◆ **SET TASK**
Exclude the pictures, then repeat the remaining data exactly.

◆ **ENTRIES SUPPLIED**
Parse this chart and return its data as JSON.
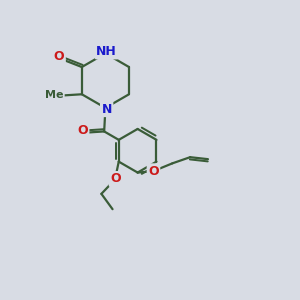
{
  "bg_color": "#d8dce4",
  "bond_color": "#3a5c38",
  "bond_width": 1.6,
  "N_color": "#1a1acc",
  "O_color": "#cc1a1a",
  "font_size": 8.5,
  "fig_size": [
    3.0,
    3.0
  ],
  "dpi": 100,
  "xlim": [
    -1,
    11
  ],
  "ylim": [
    -1,
    11
  ]
}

◆ **RESPONSE TO THE EXERCISE**
Parse this chart and return its data as JSON.
{
  "bg_color": "#d8dce4",
  "bond_color": "#3a5c38",
  "bond_width": 1.6,
  "N_color": "#1a1acc",
  "O_color": "#cc1a1a",
  "font_size": 8.5,
  "fig_size": [
    3.0,
    3.0
  ],
  "dpi": 100,
  "xlim": [
    -1,
    11
  ],
  "ylim": [
    -1,
    11
  ]
}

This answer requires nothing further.